• EXCERPT PROVIDED:
☆ ☆ ☆ ☆ ☆ ☆ ☆

Alerts
Alerts notify you when important events or conditions occur in your AI applications.
Overview
The Alerts collection provides a way to define, manage, and respond to alerts from your AI applications. Alerts can:
- Notify you of important events or conditions
- Help you respond quickly to issues
- Automate responses to common problems
- Ensure system reliability and performance
Key Features
- Conditions: Define conditions that trigger alerts
- Notifications: Send notifications through various channels
- Automation: Automate responses to alerts
- Escalation: Escalate alerts to different teams or individuals
Alert Types
Observability.do supports various alert types:
Metric Alerts
Trigger based on metric values:
// Example metric alert
{
name: 'high_error_rate',
description: 'Alert when error rate is too high',
type: 'metric',
condition: {
metric: 'error_rate',
operator: '>',
threshold: 5,
for: '5m',
filters: {
service: 'user-service'
}
},
severity: 'critical',
notifications: [
{
channel: 'slack',
target: '#alerts-critical'
},
{
channel: 'email',
target: 'oncall@example.com'
}
],
runbook: 'https://example.com/runbooks/high-error-rate'
}
Log Alerts
Trigger based on log patterns:
// Example log alert
{
name: 'authentication_failures',
description: 'Alert on multiple authentication failures',
type: 'log',
condition: {
query: 'level:error AND message:"Authentication failed"',
threshold: 10,
for: '5m',
groupBy: ['context.ipAddress']
},
severity: 'warning',
notifications: [
{
channel: 'slack',
target: '#alerts-security'
}
],
runbook: 'https://example.com/runbooks/authentication-failures'
}
Trace Alerts
Trigger based on trace patterns:
// Example trace alert
{
name: 'slow_requests',
description: 'Alert on slow requests',
type: 'trace',
condition: {
query: 'name:process-user-request',
metric: 'duration',
operator: '>',
threshold: 1000,
for: '5m'
},
severity: 'warning',
notifications: [
{
channel: 'slack',
target: '#alerts-performance'
}
],
runbook: 'https://example.com/runbooks/slow-requests'
}
Composite Alerts
Trigger based on multiple conditions:
// Example composite alert
{
name: 'service_degradation',
description: 'Alert on service degradation',
type: 'composite',
conditions: [
{
name: 'high_error_rate',
type: 'metric',
condition: {
metric: 'error_rate',
operator: '>',
threshold: 5,
for: '5m',
filters: {
service: 'user-service'
}
}
},
{
name: 'high_latency',
type: 'metric',
condition: {
metric: 'request_duration_seconds',
aggregation: 'p95',
operator: '>',
threshold: 1,
for: '5m',
filters: {
service: 'user-service'
}
}
}
],
operator: 'OR',
severity: 'critical',
notifications: [
{
channel: 'slack',
target: '#alerts-critical'
},
{
channel: 'pagerduty',
target: 'service-team'
}
],
runbook: 'https://example.com/runbooks/service-degradation'
}
Alert Severity Levels
Observability.do supports standard alert severity levels:
- info: Informational alerts that don’t require immediate action
- warning: Warning alerts that might require attention
- error: Error alerts that require attention
- critical: Critical alerts that require immediate attention
Defining Alerts
Define alerts using the Observability.do API:
// Create a metric alert
await observability.alerts.create({
name: 'high_cpu_usage',
description: 'Alert when CPU usage is too high',
type: 'metric',
condition: {
metric: 'cpu_usage_percent',
operator: '>',
threshold: 80,
for: '5m',
filters: {
service: 'user-service',
},
},
severity: 'warning',
notifications: [
{
channel: 'slack',
target: '#alerts',
},
],
runbook: 'https://example.com/runbooks/high-cpu-usage',
})

☆ ☆ ☆ ☆ ☆ ☆ ☆

• PROMPT 1: In the listing, swap "time-axis-label" for "time-label" in the lines starting with the first line and going on through the line with "- info-separator: :: [288, 28, 300, 38]". Leave everything else unchanged and give back only those lines.

☆ ☆ ☆ ☆ ☆ ☆ ☆

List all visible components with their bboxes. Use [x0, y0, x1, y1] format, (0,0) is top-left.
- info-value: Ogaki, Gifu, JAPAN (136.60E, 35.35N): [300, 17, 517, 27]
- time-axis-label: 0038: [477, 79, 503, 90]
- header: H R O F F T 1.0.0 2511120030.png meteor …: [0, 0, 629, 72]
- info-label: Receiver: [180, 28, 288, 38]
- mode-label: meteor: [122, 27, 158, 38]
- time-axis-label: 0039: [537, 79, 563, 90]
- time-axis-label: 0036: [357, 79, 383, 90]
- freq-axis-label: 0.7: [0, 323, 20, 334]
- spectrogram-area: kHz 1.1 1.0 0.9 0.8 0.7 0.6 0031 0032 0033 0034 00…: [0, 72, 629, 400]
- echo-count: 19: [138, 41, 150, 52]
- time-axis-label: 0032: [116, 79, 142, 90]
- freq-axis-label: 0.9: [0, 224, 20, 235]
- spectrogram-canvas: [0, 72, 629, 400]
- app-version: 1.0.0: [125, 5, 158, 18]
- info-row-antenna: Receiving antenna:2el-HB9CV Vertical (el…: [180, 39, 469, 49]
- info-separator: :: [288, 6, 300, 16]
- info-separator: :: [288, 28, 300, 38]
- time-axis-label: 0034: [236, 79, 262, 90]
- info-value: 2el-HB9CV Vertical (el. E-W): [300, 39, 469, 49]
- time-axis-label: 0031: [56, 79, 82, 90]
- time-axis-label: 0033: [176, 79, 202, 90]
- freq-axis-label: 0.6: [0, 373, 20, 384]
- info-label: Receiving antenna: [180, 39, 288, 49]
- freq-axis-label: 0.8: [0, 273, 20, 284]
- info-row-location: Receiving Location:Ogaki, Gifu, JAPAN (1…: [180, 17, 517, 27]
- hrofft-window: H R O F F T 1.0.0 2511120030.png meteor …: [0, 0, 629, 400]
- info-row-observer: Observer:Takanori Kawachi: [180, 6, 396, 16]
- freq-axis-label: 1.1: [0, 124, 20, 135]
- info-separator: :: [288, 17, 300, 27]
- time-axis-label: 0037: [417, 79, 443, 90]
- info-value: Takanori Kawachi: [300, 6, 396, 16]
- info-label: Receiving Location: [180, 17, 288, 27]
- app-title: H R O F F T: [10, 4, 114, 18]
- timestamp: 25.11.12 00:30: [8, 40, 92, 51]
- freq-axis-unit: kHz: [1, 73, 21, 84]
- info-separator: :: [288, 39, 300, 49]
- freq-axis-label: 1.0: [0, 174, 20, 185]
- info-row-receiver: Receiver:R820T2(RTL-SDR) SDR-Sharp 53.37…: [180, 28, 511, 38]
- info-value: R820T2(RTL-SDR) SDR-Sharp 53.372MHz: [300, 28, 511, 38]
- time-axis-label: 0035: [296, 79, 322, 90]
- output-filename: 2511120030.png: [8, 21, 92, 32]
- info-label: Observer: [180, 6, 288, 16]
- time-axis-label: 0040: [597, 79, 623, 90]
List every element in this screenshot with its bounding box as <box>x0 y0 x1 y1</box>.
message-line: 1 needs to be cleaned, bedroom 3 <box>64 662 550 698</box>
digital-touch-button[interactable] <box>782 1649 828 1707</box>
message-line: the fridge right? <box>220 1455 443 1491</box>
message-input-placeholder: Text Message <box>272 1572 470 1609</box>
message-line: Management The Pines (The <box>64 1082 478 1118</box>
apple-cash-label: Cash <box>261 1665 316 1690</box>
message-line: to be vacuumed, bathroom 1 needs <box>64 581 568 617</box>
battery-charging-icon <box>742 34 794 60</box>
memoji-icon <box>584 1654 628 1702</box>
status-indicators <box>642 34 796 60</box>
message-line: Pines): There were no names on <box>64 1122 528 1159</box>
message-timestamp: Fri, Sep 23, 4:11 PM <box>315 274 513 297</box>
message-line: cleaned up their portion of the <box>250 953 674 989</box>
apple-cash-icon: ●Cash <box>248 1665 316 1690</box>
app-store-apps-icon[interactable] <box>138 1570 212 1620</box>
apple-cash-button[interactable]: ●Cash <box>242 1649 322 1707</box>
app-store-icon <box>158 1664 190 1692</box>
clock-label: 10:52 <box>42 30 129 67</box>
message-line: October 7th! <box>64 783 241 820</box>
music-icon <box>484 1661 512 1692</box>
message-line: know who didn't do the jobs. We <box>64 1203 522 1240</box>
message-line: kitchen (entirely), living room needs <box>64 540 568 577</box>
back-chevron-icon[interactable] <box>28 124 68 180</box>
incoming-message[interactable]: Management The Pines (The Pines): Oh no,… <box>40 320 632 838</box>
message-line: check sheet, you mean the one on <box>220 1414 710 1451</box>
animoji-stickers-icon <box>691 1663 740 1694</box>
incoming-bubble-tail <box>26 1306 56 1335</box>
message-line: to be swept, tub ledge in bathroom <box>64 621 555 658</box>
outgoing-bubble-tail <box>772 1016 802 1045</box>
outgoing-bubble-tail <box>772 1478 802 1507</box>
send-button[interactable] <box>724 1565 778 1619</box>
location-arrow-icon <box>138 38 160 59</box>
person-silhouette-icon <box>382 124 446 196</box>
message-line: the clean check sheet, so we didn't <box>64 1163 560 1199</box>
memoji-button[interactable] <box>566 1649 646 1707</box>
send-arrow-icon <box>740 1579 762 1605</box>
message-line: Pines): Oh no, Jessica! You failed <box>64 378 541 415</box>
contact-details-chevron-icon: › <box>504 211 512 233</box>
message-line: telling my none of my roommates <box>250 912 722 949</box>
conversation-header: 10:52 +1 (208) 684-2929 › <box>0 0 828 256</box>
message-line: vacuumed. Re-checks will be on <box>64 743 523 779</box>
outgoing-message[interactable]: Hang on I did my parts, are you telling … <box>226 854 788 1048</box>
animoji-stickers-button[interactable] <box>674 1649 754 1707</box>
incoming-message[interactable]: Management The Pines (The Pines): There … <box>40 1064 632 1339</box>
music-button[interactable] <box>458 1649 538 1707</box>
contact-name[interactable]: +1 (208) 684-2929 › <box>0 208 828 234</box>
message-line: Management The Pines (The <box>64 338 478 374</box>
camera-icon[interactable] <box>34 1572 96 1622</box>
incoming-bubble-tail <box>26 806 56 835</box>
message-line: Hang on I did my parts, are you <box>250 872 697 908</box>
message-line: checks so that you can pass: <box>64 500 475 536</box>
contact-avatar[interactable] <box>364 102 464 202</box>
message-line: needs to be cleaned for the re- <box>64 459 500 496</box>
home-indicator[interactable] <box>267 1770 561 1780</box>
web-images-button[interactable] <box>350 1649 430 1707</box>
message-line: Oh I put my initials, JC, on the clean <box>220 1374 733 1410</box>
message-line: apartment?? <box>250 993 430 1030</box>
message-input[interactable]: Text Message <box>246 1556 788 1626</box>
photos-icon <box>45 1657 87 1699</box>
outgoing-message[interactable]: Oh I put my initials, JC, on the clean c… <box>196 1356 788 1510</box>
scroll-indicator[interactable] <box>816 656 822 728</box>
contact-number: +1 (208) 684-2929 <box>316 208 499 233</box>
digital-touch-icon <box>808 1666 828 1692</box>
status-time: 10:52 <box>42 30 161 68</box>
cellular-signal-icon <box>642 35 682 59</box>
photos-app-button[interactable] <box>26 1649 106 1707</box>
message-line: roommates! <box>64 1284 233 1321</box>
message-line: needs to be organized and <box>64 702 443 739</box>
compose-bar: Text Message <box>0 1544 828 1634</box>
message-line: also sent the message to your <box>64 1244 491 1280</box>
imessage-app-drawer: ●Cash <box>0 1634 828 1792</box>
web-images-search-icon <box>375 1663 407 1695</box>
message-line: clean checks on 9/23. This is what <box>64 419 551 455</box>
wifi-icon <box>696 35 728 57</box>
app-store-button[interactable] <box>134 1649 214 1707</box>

☆ ☆ ☆ ☆ ☆ ☆ ☆

• PROMPT 2: In the alerts page, rewrite the paragraph beginning "The Alerts collection provides a way" as a single shorter sentence that keeps its main facts.

• OUTPUT 1:
List all visible components with their bboxes. Use [x0, y0, x1, y1] format, (0,0) is top-left.
- info-value: Ogaki, Gifu, JAPAN (136.60E, 35.35N): [300, 17, 517, 27]
- time-label: 0038: [477, 79, 503, 90]
- header: H R O F F T 1.0.0 2511120030.png meteor …: [0, 0, 629, 72]
- info-label: Receiver: [180, 28, 288, 38]
- mode-label: meteor: [122, 27, 158, 38]
- time-label: 0039: [537, 79, 563, 90]
- time-label: 0036: [357, 79, 383, 90]
- freq-axis-label: 0.7: [0, 323, 20, 334]
- spectrogram-area: kHz 1.1 1.0 0.9 0.8 0.7 0.6 0031 0032 0033 0034 00…: [0, 72, 629, 400]
- echo-count: 19: [138, 41, 150, 52]
- time-label: 0032: [116, 79, 142, 90]
- freq-axis-label: 0.9: [0, 224, 20, 235]
- spectrogram-canvas: [0, 72, 629, 400]
- app-version: 1.0.0: [125, 5, 158, 18]
- info-row-antenna: Receiving antenna:2el-HB9CV Vertical (el…: [180, 39, 469, 49]
- info-separator: :: [288, 6, 300, 16]
- info-separator: :: [288, 28, 300, 38]

• OUTPUT 2: The Alerts collection lets you define, manage, and respond to alerts from AI applications, which flag important events or conditions, speed up your response to issues, automate fixes for common problems, and keep systems reliable and performing well.